__Written problem__: Your task is to transcribe, word for word, the line containing "Give me the" and all lines that follow it to the end of the entries. Leave out the pictures.

__Records__:
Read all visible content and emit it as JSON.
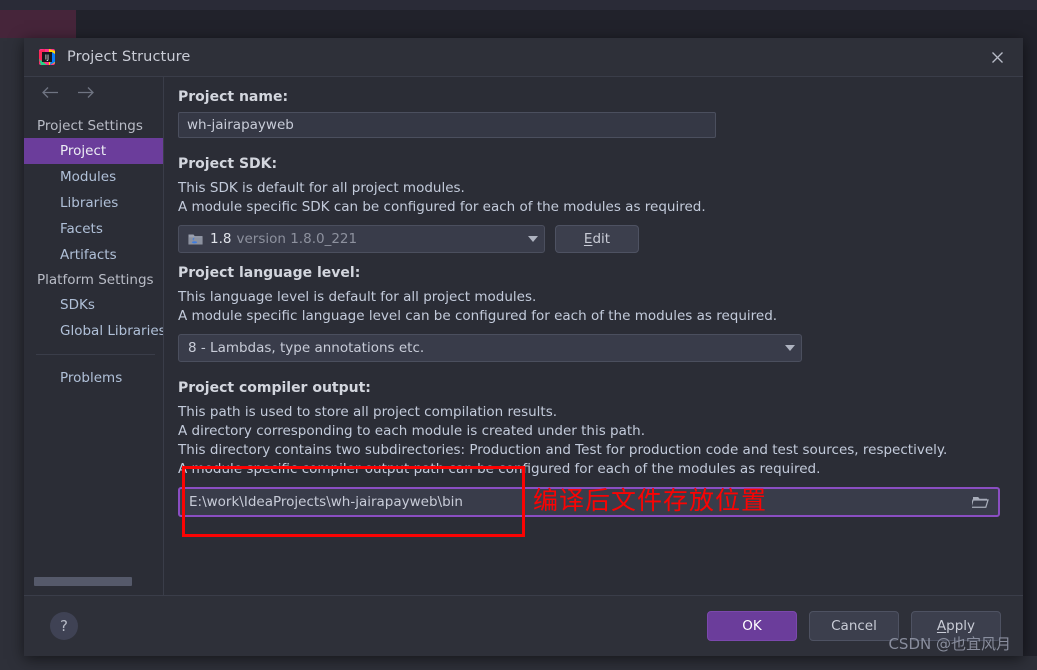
{
  "window": {
    "title": "Project Structure",
    "app_icon": "intellij-idea-icon",
    "close_icon": "close-icon",
    "nav_back_icon": "arrow-left-icon",
    "nav_forward_icon": "arrow-right-icon"
  },
  "sidebar": {
    "groups": [
      {
        "label": "Project Settings",
        "items": [
          {
            "label": "Project",
            "selected": true
          },
          {
            "label": "Modules",
            "selected": false
          },
          {
            "label": "Libraries",
            "selected": false
          },
          {
            "label": "Facets",
            "selected": false
          },
          {
            "label": "Artifacts",
            "selected": false
          }
        ]
      },
      {
        "label": "Platform Settings",
        "items": [
          {
            "label": "SDKs",
            "selected": false
          },
          {
            "label": "Global Libraries",
            "selected": false
          }
        ]
      }
    ],
    "extra": [
      {
        "label": "Problems"
      }
    ]
  },
  "main": {
    "project_name": {
      "heading": "Project name:",
      "value": "wh-jairapayweb"
    },
    "project_sdk": {
      "heading": "Project SDK:",
      "desc_line1": "This SDK is default for all project modules.",
      "desc_line2": "A module specific SDK can be configured for each of the modules as required.",
      "sdk_icon": "java-sdk-folder-icon",
      "selected_name": "1.8",
      "selected_version": "version 1.8.0_221",
      "dropdown_icon": "chevron-down-icon",
      "edit_label_pre": "",
      "edit_label_mnemonic": "E",
      "edit_label_post": "dit"
    },
    "language_level": {
      "heading": "Project language level:",
      "desc_line1": "This language level is default for all project modules.",
      "desc_line2": "A module specific language level can be configured for each of the modules as required.",
      "selected": "8 - Lambdas, type annotations etc.",
      "dropdown_icon": "chevron-down-icon"
    },
    "compiler_output": {
      "heading": "Project compiler output:",
      "desc_line1": "This path is used to store all project compilation results.",
      "desc_line2": "A directory corresponding to each module is created under this path.",
      "desc_line3": "This directory contains two subdirectories: Production and Test for production code and test sources, respectively.",
      "desc_line4": "A module specific compiler output path can be configured for each of the modules as required.",
      "path_value": "E:\\work\\IdeaProjects\\wh-jairapayweb\\bin",
      "browse_icon": "folder-open-icon"
    }
  },
  "annotation": {
    "text": "编译后文件存放位置",
    "color": "#fb0303"
  },
  "footer": {
    "help_label": "?",
    "help_icon": "question-mark-icon",
    "ok_label": "OK",
    "cancel_label": "Cancel",
    "apply_label_mnemonic": "A",
    "apply_label_post": "pply"
  },
  "watermark": {
    "text": "CSDN @也宜风月"
  },
  "colors": {
    "accent_purple": "#6b3d9b",
    "focus_purple": "#8a4ec2",
    "annotation_red": "#fb0303",
    "dialog_bg": "#2b2d36",
    "titlebar_bg": "#2e3039"
  }
}
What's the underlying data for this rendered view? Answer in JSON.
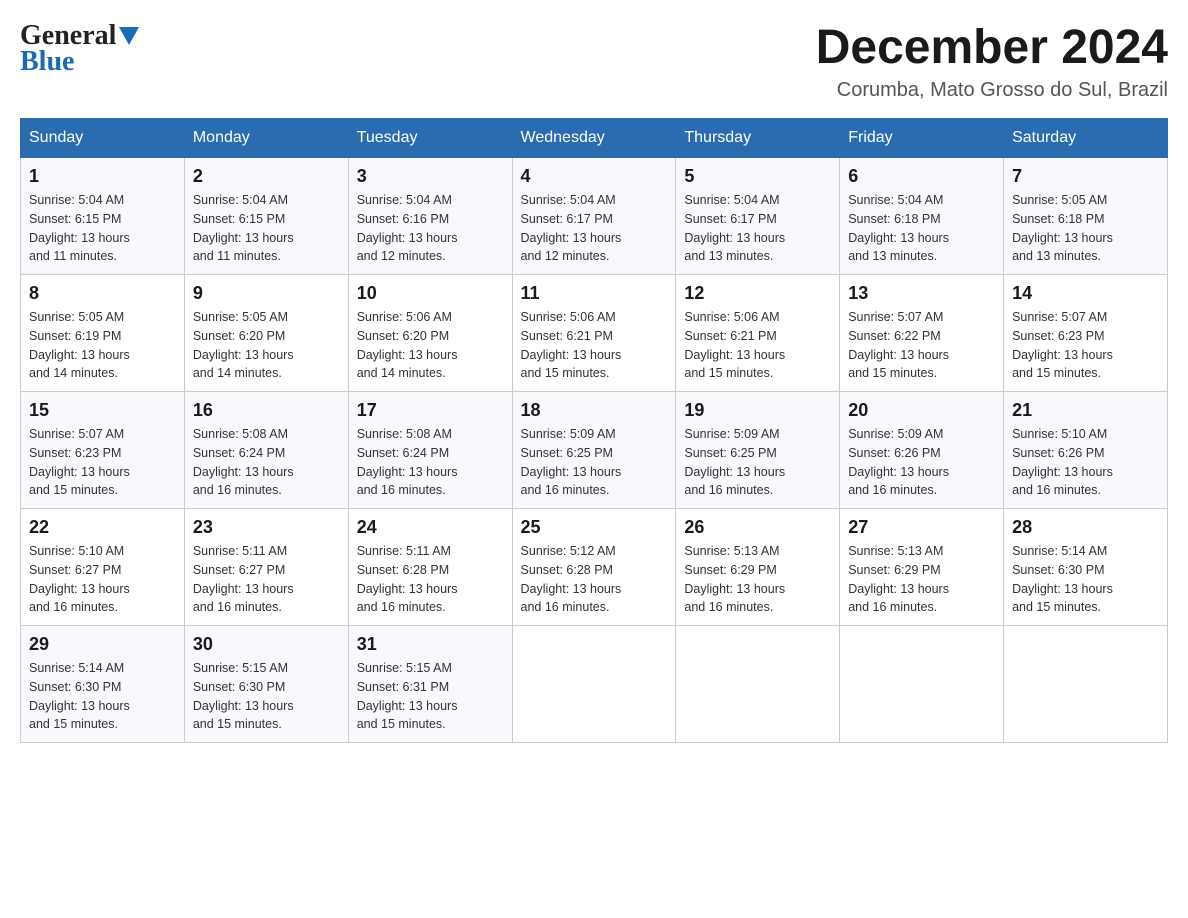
{
  "logo": {
    "general": "General",
    "blue": "Blue"
  },
  "title": "December 2024",
  "location": "Corumba, Mato Grosso do Sul, Brazil",
  "days_of_week": [
    "Sunday",
    "Monday",
    "Tuesday",
    "Wednesday",
    "Thursday",
    "Friday",
    "Saturday"
  ],
  "weeks": [
    [
      {
        "day": "1",
        "sunrise": "5:04 AM",
        "sunset": "6:15 PM",
        "daylight": "13 hours and 11 minutes."
      },
      {
        "day": "2",
        "sunrise": "5:04 AM",
        "sunset": "6:15 PM",
        "daylight": "13 hours and 11 minutes."
      },
      {
        "day": "3",
        "sunrise": "5:04 AM",
        "sunset": "6:16 PM",
        "daylight": "13 hours and 12 minutes."
      },
      {
        "day": "4",
        "sunrise": "5:04 AM",
        "sunset": "6:17 PM",
        "daylight": "13 hours and 12 minutes."
      },
      {
        "day": "5",
        "sunrise": "5:04 AM",
        "sunset": "6:17 PM",
        "daylight": "13 hours and 13 minutes."
      },
      {
        "day": "6",
        "sunrise": "5:04 AM",
        "sunset": "6:18 PM",
        "daylight": "13 hours and 13 minutes."
      },
      {
        "day": "7",
        "sunrise": "5:05 AM",
        "sunset": "6:18 PM",
        "daylight": "13 hours and 13 minutes."
      }
    ],
    [
      {
        "day": "8",
        "sunrise": "5:05 AM",
        "sunset": "6:19 PM",
        "daylight": "13 hours and 14 minutes."
      },
      {
        "day": "9",
        "sunrise": "5:05 AM",
        "sunset": "6:20 PM",
        "daylight": "13 hours and 14 minutes."
      },
      {
        "day": "10",
        "sunrise": "5:06 AM",
        "sunset": "6:20 PM",
        "daylight": "13 hours and 14 minutes."
      },
      {
        "day": "11",
        "sunrise": "5:06 AM",
        "sunset": "6:21 PM",
        "daylight": "13 hours and 15 minutes."
      },
      {
        "day": "12",
        "sunrise": "5:06 AM",
        "sunset": "6:21 PM",
        "daylight": "13 hours and 15 minutes."
      },
      {
        "day": "13",
        "sunrise": "5:07 AM",
        "sunset": "6:22 PM",
        "daylight": "13 hours and 15 minutes."
      },
      {
        "day": "14",
        "sunrise": "5:07 AM",
        "sunset": "6:23 PM",
        "daylight": "13 hours and 15 minutes."
      }
    ],
    [
      {
        "day": "15",
        "sunrise": "5:07 AM",
        "sunset": "6:23 PM",
        "daylight": "13 hours and 15 minutes."
      },
      {
        "day": "16",
        "sunrise": "5:08 AM",
        "sunset": "6:24 PM",
        "daylight": "13 hours and 16 minutes."
      },
      {
        "day": "17",
        "sunrise": "5:08 AM",
        "sunset": "6:24 PM",
        "daylight": "13 hours and 16 minutes."
      },
      {
        "day": "18",
        "sunrise": "5:09 AM",
        "sunset": "6:25 PM",
        "daylight": "13 hours and 16 minutes."
      },
      {
        "day": "19",
        "sunrise": "5:09 AM",
        "sunset": "6:25 PM",
        "daylight": "13 hours and 16 minutes."
      },
      {
        "day": "20",
        "sunrise": "5:09 AM",
        "sunset": "6:26 PM",
        "daylight": "13 hours and 16 minutes."
      },
      {
        "day": "21",
        "sunrise": "5:10 AM",
        "sunset": "6:26 PM",
        "daylight": "13 hours and 16 minutes."
      }
    ],
    [
      {
        "day": "22",
        "sunrise": "5:10 AM",
        "sunset": "6:27 PM",
        "daylight": "13 hours and 16 minutes."
      },
      {
        "day": "23",
        "sunrise": "5:11 AM",
        "sunset": "6:27 PM",
        "daylight": "13 hours and 16 minutes."
      },
      {
        "day": "24",
        "sunrise": "5:11 AM",
        "sunset": "6:28 PM",
        "daylight": "13 hours and 16 minutes."
      },
      {
        "day": "25",
        "sunrise": "5:12 AM",
        "sunset": "6:28 PM",
        "daylight": "13 hours and 16 minutes."
      },
      {
        "day": "26",
        "sunrise": "5:13 AM",
        "sunset": "6:29 PM",
        "daylight": "13 hours and 16 minutes."
      },
      {
        "day": "27",
        "sunrise": "5:13 AM",
        "sunset": "6:29 PM",
        "daylight": "13 hours and 16 minutes."
      },
      {
        "day": "28",
        "sunrise": "5:14 AM",
        "sunset": "6:30 PM",
        "daylight": "13 hours and 15 minutes."
      }
    ],
    [
      {
        "day": "29",
        "sunrise": "5:14 AM",
        "sunset": "6:30 PM",
        "daylight": "13 hours and 15 minutes."
      },
      {
        "day": "30",
        "sunrise": "5:15 AM",
        "sunset": "6:30 PM",
        "daylight": "13 hours and 15 minutes."
      },
      {
        "day": "31",
        "sunrise": "5:15 AM",
        "sunset": "6:31 PM",
        "daylight": "13 hours and 15 minutes."
      },
      null,
      null,
      null,
      null
    ]
  ],
  "labels": {
    "sunrise": "Sunrise:",
    "sunset": "Sunset:",
    "daylight": "Daylight:"
  }
}
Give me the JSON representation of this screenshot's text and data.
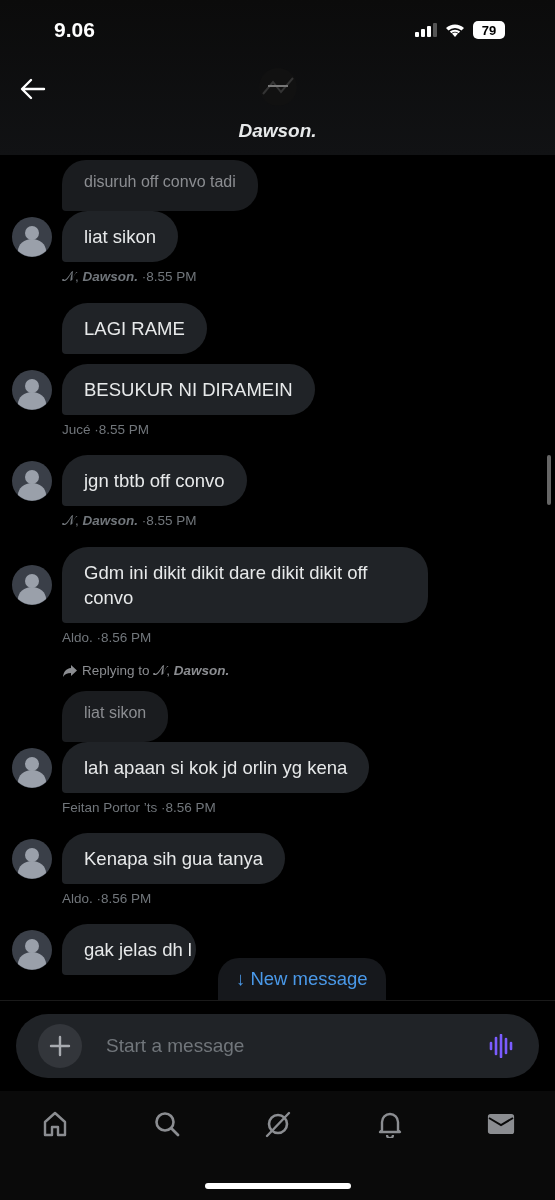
{
  "status_bar": {
    "time": "9.06",
    "battery": "79"
  },
  "header": {
    "title": "Dawson."
  },
  "messages": [
    {
      "quote": "disuruh off convo tadi",
      "bubbles": [
        "liat sikon"
      ],
      "meta": "𝒩, **Dawson.** ·8.55 PM"
    },
    {
      "bubbles": [
        "LAGI RAME",
        "BESUKUR NI DIRAMEIN"
      ],
      "meta": "Jucé ·8.55 PM"
    },
    {
      "bubbles": [
        "jgn tbtb off convo"
      ],
      "meta": "𝒩, **Dawson.** ·8.55 PM"
    },
    {
      "bubbles": [
        "Gdm ini dikit dikit dare dikit dikit off convo"
      ],
      "meta": "Aldo. ·8.56 PM"
    },
    {
      "reply": "Replying to 𝒩, **Dawson.**",
      "quote": "liat sikon",
      "bubbles": [
        "lah apaan si kok jd orlin yg kena"
      ],
      "meta": "Feitan Portor ’ts ·8.56 PM"
    },
    {
      "bubbles": [
        "Kenapa sih gua tanya"
      ],
      "meta": "Aldo. ·8.56 PM"
    },
    {
      "bubbles": [
        "gak jelas dh l"
      ]
    }
  ],
  "new_message": "↓ New message",
  "composer": {
    "placeholder": "Start a message"
  },
  "tabs": [
    {
      "kind": "home",
      "selected": false
    },
    {
      "kind": "search",
      "selected": false
    },
    {
      "kind": "grok",
      "selected": false
    },
    {
      "kind": "bell",
      "selected": false
    },
    {
      "kind": "mail",
      "selected": true
    }
  ]
}
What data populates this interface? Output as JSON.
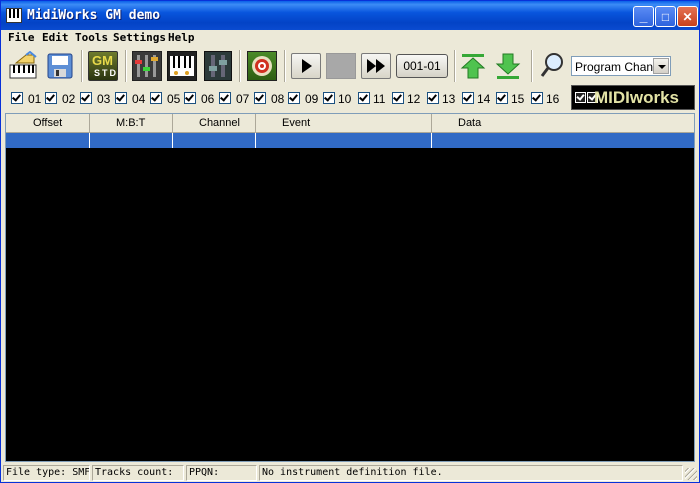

__Response for this exercise__:
Give me the JSON representation of this screenshot's text and data.
{
  "status_bar": {
    "time": "9.06",
    "battery": "79"
  },
  "header": {
    "title": "Dawson."
  },
  "messages": [
    {
      "quote": "disuruh off convo tadi",
      "bubbles": [
        "liat sikon"
      ],
      "meta": "𝒩, **Dawson.** ·8.55 PM"
    },
    {
      "bubbles": [
        "LAGI RAME",
        "BESUKUR NI DIRAMEIN"
      ],
      "meta": "Jucé ·8.55 PM"
    },
    {
      "bubbles": [
        "jgn tbtb off convo"
      ],
      "meta": "𝒩, **Dawson.** ·8.55 PM"
    },
    {
      "bubbles": [
        "Gdm ini dikit dikit dare dikit dikit off convo"
      ],
      "meta": "Aldo. ·8.56 PM"
    },
    {
      "reply": "Replying to 𝒩, **Dawson.**",
      "quote": "liat sikon",
      "bubbles": [
        "lah apaan si kok jd orlin yg kena"
      ],
      "meta": "Feitan Portor ’ts ·8.56 PM"
    },
    {
      "bubbles": [
        "Kenapa sih gua tanya"
      ],
      "meta": "Aldo. ·8.56 PM"
    },
    {
      "bubbles": [
        "gak jelas dh l"
      ]
    }
  ],
  "new_message": "↓ New message",
  "composer": {
    "placeholder": "Start a message"
  },
  "tabs": [
    {
      "kind": "home",
      "selected": false
    },
    {
      "kind": "search",
      "selected": false
    },
    {
      "kind": "grok",
      "selected": false
    },
    {
      "kind": "bell",
      "selected": false
    },
    {
      "kind": "mail",
      "selected": true
    }
  ]
}
What data populates this interface? Output as JSON.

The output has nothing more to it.